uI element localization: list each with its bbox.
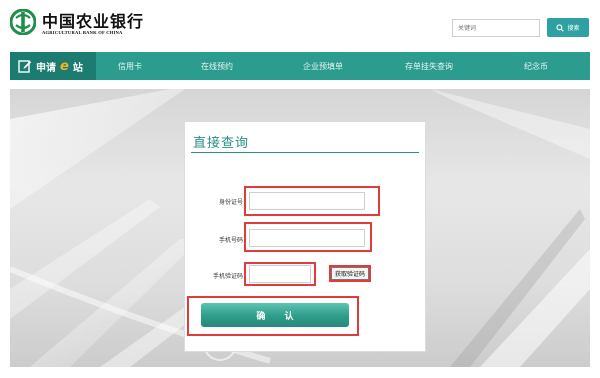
site-header: 中国农业银行 AGRICULTURAL BANK OF CHINA 搜索 <box>0 0 600 48</box>
nav-brand-suffix: 站 <box>72 62 83 74</box>
search-button[interactable]: 搜索 <box>547 18 589 37</box>
id-number-input[interactable] <box>249 192 365 210</box>
phone-label: 手机号码： <box>218 237 249 244</box>
id-number-label: 身份证号： <box>218 199 249 206</box>
query-form-card: 直接查询 身份证号： 手机号码： 手机验证码： 获取验证码 确 认 <box>184 121 426 352</box>
confirm-button[interactable]: 确 认 <box>201 303 349 327</box>
nav-item-corporate-form[interactable]: 企业预填单 <box>270 52 376 80</box>
search-button-label: 搜索 <box>567 25 580 32</box>
abc-emblem-icon <box>10 9 36 35</box>
main-nav: 申请 e 站 信用卡 在线预约 企业预填单 存单挂失查询 纪念币 <box>10 52 590 80</box>
search-input[interactable] <box>452 19 540 37</box>
bank-logo[interactable]: 中国农业银行 AGRICULTURAL BANK OF CHINA <box>10 8 182 44</box>
bank-name-en: AGRICULTURAL BANK OF CHINA <box>42 30 123 35</box>
nav-brand-e-mark: e <box>60 58 69 74</box>
nav-item-deposit-loss-query[interactable]: 存单挂失查询 <box>376 52 482 80</box>
nav-item-commemorative-coin[interactable]: 纪念币 <box>482 52 590 80</box>
nav-item-online-booking[interactable]: 在线预约 <box>164 52 270 80</box>
sms-code-label: 手机验证码： <box>212 273 249 280</box>
nav-brand[interactable]: 申请 e 站 <box>10 52 96 80</box>
bank-name-cn: 中国农业银行 <box>42 12 145 31</box>
title-divider <box>191 152 419 153</box>
phone-input[interactable] <box>249 229 365 247</box>
nav-item-credit-card[interactable]: 信用卡 <box>96 52 164 80</box>
form-title: 直接查询 <box>193 136 250 151</box>
nav-brand-prefix: 申请 <box>36 62 56 74</box>
get-sms-code-button[interactable]: 获取验证码 <box>331 267 369 280</box>
edit-icon <box>18 60 32 73</box>
sms-code-input[interactable] <box>249 265 311 283</box>
search-icon <box>556 23 565 32</box>
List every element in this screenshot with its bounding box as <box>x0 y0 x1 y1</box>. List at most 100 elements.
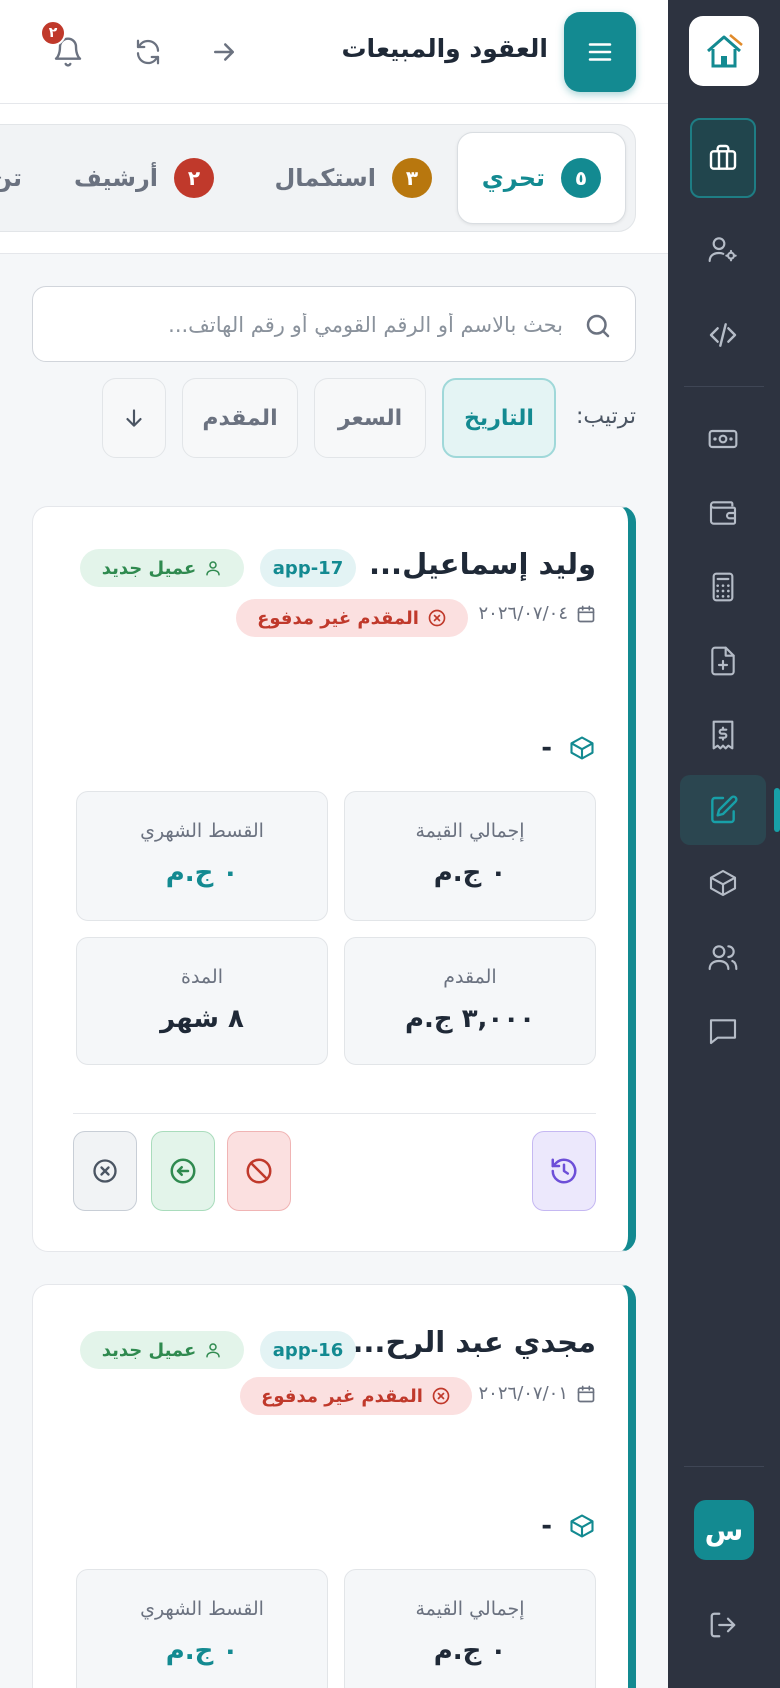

* Task objective *
Write out every line of the items above character for character, leaving out the pictures.

* Answer *
uI element localization: list each with its bbox.
site-header: 中国农业银行 AGRICULTURAL BANK OF CHINA 搜索 <box>0 0 600 48</box>
nav-brand-suffix: 站 <box>72 62 83 74</box>
search-button[interactable]: 搜索 <box>547 18 589 37</box>
id-number-input[interactable] <box>249 192 365 210</box>
phone-label: 手机号码： <box>218 237 249 244</box>
id-number-label: 身份证号： <box>218 199 249 206</box>
query-form-card: 直接查询 身份证号： 手机号码： 手机验证码： 获取验证码 确 认 <box>184 121 426 352</box>
confirm-button[interactable]: 确 认 <box>201 303 349 327</box>
nav-item-corporate-form[interactable]: 企业预填单 <box>270 52 376 80</box>
search-button-label: 搜索 <box>567 25 580 32</box>
abc-emblem-icon <box>10 9 36 35</box>
main-nav: 申请 e 站 信用卡 在线预约 企业预填单 存单挂失查询 纪念币 <box>10 52 590 80</box>
search-input[interactable] <box>452 19 540 37</box>
bank-logo[interactable]: 中国农业银行 AGRICULTURAL BANK OF CHINA <box>10 8 182 44</box>
bank-name-en: AGRICULTURAL BANK OF CHINA <box>42 30 123 35</box>
nav-brand-e-mark: e <box>60 58 69 74</box>
nav-item-deposit-loss-query[interactable]: 存单挂失查询 <box>376 52 482 80</box>
nav-item-commemorative-coin[interactable]: 纪念币 <box>482 52 590 80</box>
nav-item-online-booking[interactable]: 在线预约 <box>164 52 270 80</box>
sms-code-label: 手机验证码： <box>212 273 249 280</box>
nav-brand[interactable]: 申请 e 站 <box>10 52 96 80</box>
bank-name-cn: 中国农业银行 <box>42 12 145 31</box>
title-divider <box>191 152 419 153</box>
phone-input[interactable] <box>249 229 365 247</box>
nav-item-credit-card[interactable]: 信用卡 <box>96 52 164 80</box>
form-title: 直接查询 <box>193 136 250 151</box>
nav-brand-prefix: 申请 <box>36 62 56 74</box>
get-sms-code-button[interactable]: 获取验证码 <box>331 267 369 280</box>
edit-icon <box>18 60 32 73</box>
sms-code-input[interactable] <box>249 265 311 283</box>
search-icon <box>556 23 565 32</box>
List every element in this screenshot with its bounding box as <box>x0 y0 x1 y1</box>. List at most 100 elements.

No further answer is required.